Identify the lines that contain the string "inside", then copy each of them.

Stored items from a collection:
-*-*-

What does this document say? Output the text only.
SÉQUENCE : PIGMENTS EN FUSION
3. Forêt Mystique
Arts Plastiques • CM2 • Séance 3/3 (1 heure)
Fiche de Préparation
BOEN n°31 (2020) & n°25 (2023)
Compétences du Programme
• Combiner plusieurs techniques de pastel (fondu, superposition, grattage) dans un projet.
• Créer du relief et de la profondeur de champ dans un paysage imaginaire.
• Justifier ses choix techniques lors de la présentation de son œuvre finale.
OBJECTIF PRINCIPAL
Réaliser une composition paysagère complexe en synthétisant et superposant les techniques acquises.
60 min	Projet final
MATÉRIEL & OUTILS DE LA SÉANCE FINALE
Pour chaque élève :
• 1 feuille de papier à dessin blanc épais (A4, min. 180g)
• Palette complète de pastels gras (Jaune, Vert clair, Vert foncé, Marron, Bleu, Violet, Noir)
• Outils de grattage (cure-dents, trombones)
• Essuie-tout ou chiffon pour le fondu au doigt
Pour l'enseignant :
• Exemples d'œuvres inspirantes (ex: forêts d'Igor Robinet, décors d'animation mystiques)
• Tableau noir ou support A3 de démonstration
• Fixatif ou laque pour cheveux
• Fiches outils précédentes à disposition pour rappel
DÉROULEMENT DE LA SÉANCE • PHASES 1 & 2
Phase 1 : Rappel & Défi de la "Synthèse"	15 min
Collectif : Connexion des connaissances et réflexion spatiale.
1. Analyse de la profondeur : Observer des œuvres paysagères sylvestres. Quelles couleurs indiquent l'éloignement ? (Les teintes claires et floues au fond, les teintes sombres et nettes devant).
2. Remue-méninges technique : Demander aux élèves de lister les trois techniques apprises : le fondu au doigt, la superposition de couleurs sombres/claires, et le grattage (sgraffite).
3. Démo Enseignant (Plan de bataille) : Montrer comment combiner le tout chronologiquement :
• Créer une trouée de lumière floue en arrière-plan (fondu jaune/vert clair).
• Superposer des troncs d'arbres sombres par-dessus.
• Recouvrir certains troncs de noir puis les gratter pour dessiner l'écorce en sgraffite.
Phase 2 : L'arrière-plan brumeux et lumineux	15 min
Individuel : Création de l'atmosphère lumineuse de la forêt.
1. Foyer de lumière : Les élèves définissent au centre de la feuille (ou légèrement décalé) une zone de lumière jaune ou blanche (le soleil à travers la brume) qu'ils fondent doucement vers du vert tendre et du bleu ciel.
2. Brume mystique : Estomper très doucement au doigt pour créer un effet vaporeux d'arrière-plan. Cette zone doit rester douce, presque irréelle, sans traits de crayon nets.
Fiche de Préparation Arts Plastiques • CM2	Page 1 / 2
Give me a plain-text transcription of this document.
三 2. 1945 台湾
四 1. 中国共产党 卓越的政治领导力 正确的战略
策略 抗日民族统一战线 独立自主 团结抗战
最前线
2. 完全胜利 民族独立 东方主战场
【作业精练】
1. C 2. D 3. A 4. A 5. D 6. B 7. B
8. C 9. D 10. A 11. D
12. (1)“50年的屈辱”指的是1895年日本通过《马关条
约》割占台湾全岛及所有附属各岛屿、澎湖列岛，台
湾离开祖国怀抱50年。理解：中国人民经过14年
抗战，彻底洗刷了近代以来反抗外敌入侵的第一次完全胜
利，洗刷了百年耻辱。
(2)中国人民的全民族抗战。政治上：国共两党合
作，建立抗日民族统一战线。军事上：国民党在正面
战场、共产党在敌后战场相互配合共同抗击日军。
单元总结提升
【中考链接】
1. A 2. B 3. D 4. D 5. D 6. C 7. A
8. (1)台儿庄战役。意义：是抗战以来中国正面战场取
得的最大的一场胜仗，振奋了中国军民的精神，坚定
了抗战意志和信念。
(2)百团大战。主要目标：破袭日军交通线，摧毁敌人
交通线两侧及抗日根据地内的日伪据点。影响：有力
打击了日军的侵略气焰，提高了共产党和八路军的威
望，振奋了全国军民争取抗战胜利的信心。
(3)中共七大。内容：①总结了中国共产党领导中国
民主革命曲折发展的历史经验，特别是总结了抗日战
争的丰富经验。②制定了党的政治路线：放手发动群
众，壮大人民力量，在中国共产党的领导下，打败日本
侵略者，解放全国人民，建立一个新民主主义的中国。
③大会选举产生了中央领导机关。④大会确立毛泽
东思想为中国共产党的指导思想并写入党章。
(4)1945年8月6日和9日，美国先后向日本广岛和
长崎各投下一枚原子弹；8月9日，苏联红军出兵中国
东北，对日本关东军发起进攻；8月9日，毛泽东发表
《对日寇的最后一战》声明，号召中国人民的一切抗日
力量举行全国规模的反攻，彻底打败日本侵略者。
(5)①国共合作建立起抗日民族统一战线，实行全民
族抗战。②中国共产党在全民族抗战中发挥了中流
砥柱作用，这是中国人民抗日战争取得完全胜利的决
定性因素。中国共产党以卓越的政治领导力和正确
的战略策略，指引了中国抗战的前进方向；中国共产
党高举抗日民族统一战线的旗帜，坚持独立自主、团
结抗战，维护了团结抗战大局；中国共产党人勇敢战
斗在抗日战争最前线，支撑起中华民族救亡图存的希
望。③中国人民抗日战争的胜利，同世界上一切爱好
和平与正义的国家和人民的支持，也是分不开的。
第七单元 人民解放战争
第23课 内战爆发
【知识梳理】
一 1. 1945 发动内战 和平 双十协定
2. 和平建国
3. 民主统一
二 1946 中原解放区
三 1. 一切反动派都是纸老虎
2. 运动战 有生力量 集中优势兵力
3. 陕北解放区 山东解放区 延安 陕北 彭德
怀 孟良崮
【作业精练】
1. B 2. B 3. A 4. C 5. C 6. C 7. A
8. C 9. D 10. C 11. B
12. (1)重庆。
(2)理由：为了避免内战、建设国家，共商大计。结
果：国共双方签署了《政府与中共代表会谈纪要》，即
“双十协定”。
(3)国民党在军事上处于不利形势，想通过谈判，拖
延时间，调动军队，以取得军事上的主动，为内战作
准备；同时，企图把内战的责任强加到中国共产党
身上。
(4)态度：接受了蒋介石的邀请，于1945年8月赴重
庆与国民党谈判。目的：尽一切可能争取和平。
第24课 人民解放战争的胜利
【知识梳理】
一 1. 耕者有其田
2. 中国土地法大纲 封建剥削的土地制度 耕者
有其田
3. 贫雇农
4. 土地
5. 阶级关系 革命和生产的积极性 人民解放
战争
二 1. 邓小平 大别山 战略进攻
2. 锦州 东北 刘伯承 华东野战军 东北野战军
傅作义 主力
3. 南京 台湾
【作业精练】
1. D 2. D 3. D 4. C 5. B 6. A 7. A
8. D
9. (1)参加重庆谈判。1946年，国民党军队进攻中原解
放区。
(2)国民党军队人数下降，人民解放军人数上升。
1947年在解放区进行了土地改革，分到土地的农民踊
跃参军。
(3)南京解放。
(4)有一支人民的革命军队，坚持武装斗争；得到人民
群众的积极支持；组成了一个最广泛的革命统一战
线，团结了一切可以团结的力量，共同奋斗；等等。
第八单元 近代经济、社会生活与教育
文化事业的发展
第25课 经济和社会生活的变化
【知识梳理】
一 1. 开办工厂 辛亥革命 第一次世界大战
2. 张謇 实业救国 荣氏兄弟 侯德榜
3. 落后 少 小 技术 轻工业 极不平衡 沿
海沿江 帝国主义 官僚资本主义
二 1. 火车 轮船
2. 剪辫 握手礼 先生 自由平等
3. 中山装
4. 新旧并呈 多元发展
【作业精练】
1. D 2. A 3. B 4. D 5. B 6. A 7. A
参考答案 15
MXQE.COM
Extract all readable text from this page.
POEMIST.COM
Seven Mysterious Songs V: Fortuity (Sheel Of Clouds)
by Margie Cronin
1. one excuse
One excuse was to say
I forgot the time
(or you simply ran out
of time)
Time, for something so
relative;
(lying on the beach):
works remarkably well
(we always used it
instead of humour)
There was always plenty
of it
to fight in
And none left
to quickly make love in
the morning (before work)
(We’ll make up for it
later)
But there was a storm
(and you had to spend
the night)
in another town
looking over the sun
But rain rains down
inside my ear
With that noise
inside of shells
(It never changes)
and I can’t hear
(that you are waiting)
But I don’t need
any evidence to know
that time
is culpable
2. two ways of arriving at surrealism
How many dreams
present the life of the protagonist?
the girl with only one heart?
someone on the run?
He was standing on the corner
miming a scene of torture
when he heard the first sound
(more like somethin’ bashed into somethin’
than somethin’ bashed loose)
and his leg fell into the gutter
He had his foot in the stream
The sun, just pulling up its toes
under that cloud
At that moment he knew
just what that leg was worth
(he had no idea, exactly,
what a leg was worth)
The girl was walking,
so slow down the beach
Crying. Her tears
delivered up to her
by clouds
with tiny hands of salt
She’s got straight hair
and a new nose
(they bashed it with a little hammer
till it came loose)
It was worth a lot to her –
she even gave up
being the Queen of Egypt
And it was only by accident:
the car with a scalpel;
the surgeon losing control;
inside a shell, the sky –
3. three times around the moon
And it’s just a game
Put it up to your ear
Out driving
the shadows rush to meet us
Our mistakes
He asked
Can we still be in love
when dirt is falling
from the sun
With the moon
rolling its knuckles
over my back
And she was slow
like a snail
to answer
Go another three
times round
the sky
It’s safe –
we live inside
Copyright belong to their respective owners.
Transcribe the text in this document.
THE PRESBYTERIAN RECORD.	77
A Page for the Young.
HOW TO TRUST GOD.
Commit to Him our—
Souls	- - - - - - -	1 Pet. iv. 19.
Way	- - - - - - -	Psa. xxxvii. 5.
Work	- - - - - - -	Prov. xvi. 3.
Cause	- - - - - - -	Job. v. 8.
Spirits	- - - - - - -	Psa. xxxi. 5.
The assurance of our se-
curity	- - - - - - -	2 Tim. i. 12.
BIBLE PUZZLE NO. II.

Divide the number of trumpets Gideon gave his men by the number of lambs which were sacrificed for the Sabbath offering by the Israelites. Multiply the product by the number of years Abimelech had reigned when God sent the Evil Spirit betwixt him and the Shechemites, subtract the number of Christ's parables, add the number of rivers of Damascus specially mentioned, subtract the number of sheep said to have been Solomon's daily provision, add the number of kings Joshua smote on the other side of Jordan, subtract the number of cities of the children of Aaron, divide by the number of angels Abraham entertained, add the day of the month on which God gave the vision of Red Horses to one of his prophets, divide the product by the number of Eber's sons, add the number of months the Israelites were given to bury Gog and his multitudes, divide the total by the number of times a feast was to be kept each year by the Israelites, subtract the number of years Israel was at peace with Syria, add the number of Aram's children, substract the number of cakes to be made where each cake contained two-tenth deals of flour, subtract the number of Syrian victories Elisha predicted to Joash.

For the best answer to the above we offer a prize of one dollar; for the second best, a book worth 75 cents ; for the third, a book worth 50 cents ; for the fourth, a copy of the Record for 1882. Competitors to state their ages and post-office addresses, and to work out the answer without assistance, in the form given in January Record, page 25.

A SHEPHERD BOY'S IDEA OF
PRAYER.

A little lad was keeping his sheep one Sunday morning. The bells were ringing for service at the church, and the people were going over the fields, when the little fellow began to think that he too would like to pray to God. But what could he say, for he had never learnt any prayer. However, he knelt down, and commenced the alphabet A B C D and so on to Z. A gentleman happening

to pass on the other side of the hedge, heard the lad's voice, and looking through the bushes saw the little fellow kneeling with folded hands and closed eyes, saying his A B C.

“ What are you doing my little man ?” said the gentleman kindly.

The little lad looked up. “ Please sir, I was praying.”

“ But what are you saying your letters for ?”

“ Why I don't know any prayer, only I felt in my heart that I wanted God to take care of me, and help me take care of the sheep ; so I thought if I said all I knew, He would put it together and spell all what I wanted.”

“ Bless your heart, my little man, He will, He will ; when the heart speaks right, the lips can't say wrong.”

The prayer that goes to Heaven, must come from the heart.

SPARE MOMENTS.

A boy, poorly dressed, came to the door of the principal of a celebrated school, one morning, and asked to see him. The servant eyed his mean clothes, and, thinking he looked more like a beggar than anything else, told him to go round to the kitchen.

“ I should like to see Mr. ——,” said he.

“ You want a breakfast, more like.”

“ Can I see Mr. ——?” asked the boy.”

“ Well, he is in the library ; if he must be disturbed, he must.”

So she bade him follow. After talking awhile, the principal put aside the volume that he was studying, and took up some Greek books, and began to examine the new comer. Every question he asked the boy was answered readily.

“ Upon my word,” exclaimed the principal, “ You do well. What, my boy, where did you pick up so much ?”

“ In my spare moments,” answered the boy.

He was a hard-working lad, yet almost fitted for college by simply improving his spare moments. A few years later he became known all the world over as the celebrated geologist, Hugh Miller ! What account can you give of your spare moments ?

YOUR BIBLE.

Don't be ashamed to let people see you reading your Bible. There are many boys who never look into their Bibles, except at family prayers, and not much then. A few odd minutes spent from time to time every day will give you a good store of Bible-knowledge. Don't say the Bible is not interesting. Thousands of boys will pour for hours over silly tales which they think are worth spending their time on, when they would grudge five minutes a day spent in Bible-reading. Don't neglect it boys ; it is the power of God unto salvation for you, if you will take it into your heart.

-*-*-

▸ SOLUTION TO THE PROBLEM
inside my ear
inside of shells
inside a shell, the sky –
we live inside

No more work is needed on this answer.